── 제공된 발췌문
재현 가능한 데이터 파이프라인이 핵심!! ( 파이프라인 설계시 중간 산출문 데이터를 저장하는 구조 )
원본, 전처리 데이터 외부 저장소에 저장하는 방법

5. 재현 가능한 데이터 파이프라인 개발

원시, 전처리 과정의 데이터를 저장했기에 최종 결과는 데이터 마트인 Postgres에 기록시 멱등성 도입
이번 실습에선 airflow 실행 시간을 컬럼으로 추가하여 멱등성 보장

(5-1) airflow 실행 시간 데이터 추가를 위한 테이블 생성 ( 멱등성 보장 )

CREATE TABLE taxi_rides(
    tripduration INTEGER,
    starttime TIMESTAMP,
    start_location_id INTEGER,
    stoptime TIMESTAMP,
    end_location_id INTEGER,
    airflow_execution_date TIMESTAMP # airflow 실행시간을 위한 컬럼
);

CREATE TABLE citi_bike_rides(
    tripduration INTEGER,
    starttime TIMESTAMP,
    start_location_id INTEGER,
    stoptime TIMESTAMP,
    end_location_id INTEGER,
    airflow_execution_date TIMESTAMP # airflow 실행시간을 위한 컬럼
);

(5-2) 데이터 삽입시 실행날짜 기준 데이터 삭제 ( 멱등성 보장 )

with engine.begin() as conn:
	conn.execute(
        # 실행 날짜와 동일한 데이터 삭제
		f"DELETE FROM {self._postgres_table} "
		f"WHERE airflow_execution_date='{context['execution_date']}';"
	)
	df.to_sql(self._postgres_table, con=conn, index=False, if_exists="append")
────
- _서술형 문제 A_
다음 (i), (ii), (iii)이 발췌문 내용과 맞는지 각각 예 또는 아니요로 답하고, 판단 근거가 되는 발췌문 구절을 그대로 인용하세요. (i) airflow 실행 시간을 컬럼으로 추가해 멱등성을 보장한다. (ii) 최종 결과는 데이터 마트인 MySQL에 기록한다. (iii) 데이터를 삽입할 때 실행 날짜를 기준으로 데이터를 삭제한다.
발췌문과 행은 서로 별개의 자료입니다.
── 제공된 행
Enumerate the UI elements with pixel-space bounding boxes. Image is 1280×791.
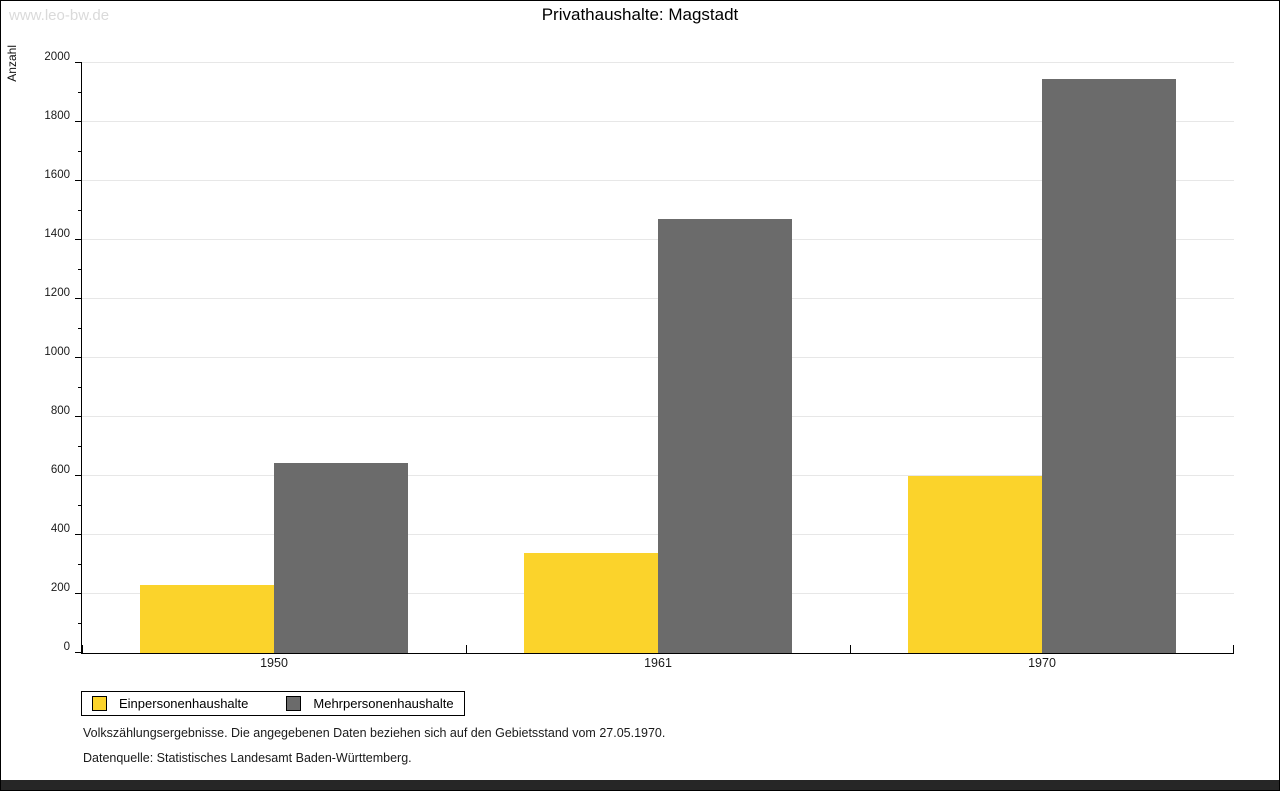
x-axis-label: 1950 [260, 656, 288, 670]
x-axis-label: 1970 [1028, 656, 1056, 670]
y-axis-tick-minor [78, 622, 82, 624]
y-axis-tick-label: 1400 [44, 228, 70, 240]
watermark: www.leo-bw.de [9, 7, 110, 24]
gridline [82, 62, 1234, 63]
x-axis-tick [1233, 645, 1234, 653]
y-axis-tick-minor [78, 91, 82, 93]
y-axis-tick-major [75, 652, 82, 653]
y-axis-tick-minor [78, 327, 82, 329]
legend-item-mehrpersonenhaushalte: Mehrpersonenhaushalte [286, 696, 454, 711]
x-axis-label: 1961 [644, 656, 672, 670]
footnote-data-source: Datenquelle: Statistisches Landesamt Bad… [83, 751, 412, 765]
y-axis-tick-major [75, 534, 82, 535]
y-axis-tick-major [75, 416, 82, 417]
y-axis-tick-minor [78, 268, 82, 270]
legend-swatch-icon [286, 696, 302, 711]
x-axis-tick [82, 645, 83, 653]
y-axis-tick-label: 400 [50, 523, 70, 535]
y-axis-tick-minor [78, 386, 82, 388]
gridline [82, 180, 1234, 181]
y-axis-tick-label: 1000 [44, 346, 70, 358]
y-axis-tick-major [75, 239, 82, 240]
chart-title: Privathaushalte: Magstadt [541, 5, 739, 24]
y-axis-tick-minor [78, 445, 82, 447]
y-axis-tick-minor [78, 563, 82, 565]
legend-item-einpersonenhaushalte: Einpersonenhaushalte [92, 696, 248, 711]
plot-area: 0 200 400 600 800 1000 1200 1400 1600 1800 2000 195… [44, 51, 1234, 670]
legend-label: Mehrpersonenhaushalte [313, 696, 454, 711]
footnote-source-note: Volkszählungsergebnisse. Die angegebenen… [83, 726, 666, 740]
legend: Einpersonenhaushalte Mehrpersonenhaushalt… [81, 691, 465, 716]
bar-1950-mehrpersonenhaushalte [274, 462, 408, 653]
y-axis-tick-minor [78, 504, 82, 506]
y-axis-tick-major [75, 357, 82, 358]
bar-1950-einpersonenhaushalte [140, 585, 274, 653]
y-axis-tick-label: 200 [50, 582, 70, 594]
y-axis-tick-label: 1200 [44, 287, 70, 299]
y-axis-tick-label: 1600 [44, 169, 70, 181]
bar-1970-einpersonenhaushalte [908, 476, 1042, 653]
y-axis-tick-label: 2000 [44, 51, 70, 63]
y-axis-tick-label: 600 [50, 464, 70, 476]
legend-swatch-icon [92, 696, 107, 711]
legend-label: Einpersonenhaushalte [119, 696, 249, 711]
x-axis-tick [466, 645, 467, 653]
y-axis-tick-major [75, 475, 82, 476]
y-axis-title: Anzahl [5, 45, 19, 82]
y-axis-tick-major [75, 180, 82, 181]
y-axis-tick-label: 0 [63, 641, 70, 653]
gridline [82, 121, 1234, 122]
y-axis-tick-minor [78, 150, 82, 152]
bar-1970-mehrpersonenhaushalte [1042, 79, 1176, 653]
bar-1961-mehrpersonenhaushalte [658, 219, 792, 653]
y-axis-tick-label: 800 [50, 405, 70, 417]
y-axis-tick-label: 1800 [44, 110, 70, 122]
bottom-bar [1, 780, 1279, 790]
y-axis-tick-minor [78, 209, 82, 211]
y-axis-tick-major [75, 62, 82, 63]
y-axis-tick-major [75, 593, 82, 594]
y-axis-tick-major [75, 298, 82, 299]
x-axis-tick [850, 645, 851, 653]
bar-1961-einpersonenhaushalte [524, 552, 658, 653]
y-axis-tick-major [75, 121, 82, 122]
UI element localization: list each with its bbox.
────
- _서술형 문제 B_
행에서 "with"라는 문자열이 들어 있는 줄을 모두 찾아 그대로 옮겨 적으세요. 대소문자를 구분합니다.

- _풀이 A_
(i) 예. "이번 실습에선 airflow 실행 시간을 컬럼으로 추가하여 멱등성 보장"
(ii) 아니요. "최종 결과는 데이터 마트인 Postgres에 기록시 멱등성 도입"
(iii) 예. "데이터 삽입시 실행날짜 기준 데이터 삭제"

- _풀이 B_
Enumerate the UI elements with pixel-space bounding boxes. Image is 1280×791.
UI element localization: list each with its bbox.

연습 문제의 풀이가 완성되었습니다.